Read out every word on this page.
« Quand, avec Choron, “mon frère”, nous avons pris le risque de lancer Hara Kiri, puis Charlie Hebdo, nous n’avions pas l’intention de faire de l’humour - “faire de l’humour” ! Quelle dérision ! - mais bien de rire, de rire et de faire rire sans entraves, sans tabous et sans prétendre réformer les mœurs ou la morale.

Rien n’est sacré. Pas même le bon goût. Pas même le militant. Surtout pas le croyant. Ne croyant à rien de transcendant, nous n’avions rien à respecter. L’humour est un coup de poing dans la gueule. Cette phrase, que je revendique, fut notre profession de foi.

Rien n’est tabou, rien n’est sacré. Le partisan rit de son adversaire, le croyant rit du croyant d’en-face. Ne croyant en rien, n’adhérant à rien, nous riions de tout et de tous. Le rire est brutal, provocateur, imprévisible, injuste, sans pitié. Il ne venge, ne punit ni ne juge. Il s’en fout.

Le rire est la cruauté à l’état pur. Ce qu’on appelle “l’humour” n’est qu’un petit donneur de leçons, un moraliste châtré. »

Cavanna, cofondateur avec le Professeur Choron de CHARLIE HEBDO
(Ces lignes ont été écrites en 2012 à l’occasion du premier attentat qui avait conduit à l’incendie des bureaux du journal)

Aim:
Report each line in the data that holds the word "avec".

Answer to this exercise:
« Quand, avec Choron, “mon frère”, nous avons pris le risque de lancer Hara Kiri, puis Charlie Hebdo, nous n’avions pas l’intention de faire de l’humour - “faire de l’humour” ! Quelle dérision ! - mais bien de rire, de rire et de faire rire sans entraves, sans tabous et sans prétendre réformer les mœurs ou la morale.
Cavanna, cofondateur avec le Professeur Choron de CHARLIE HEBDO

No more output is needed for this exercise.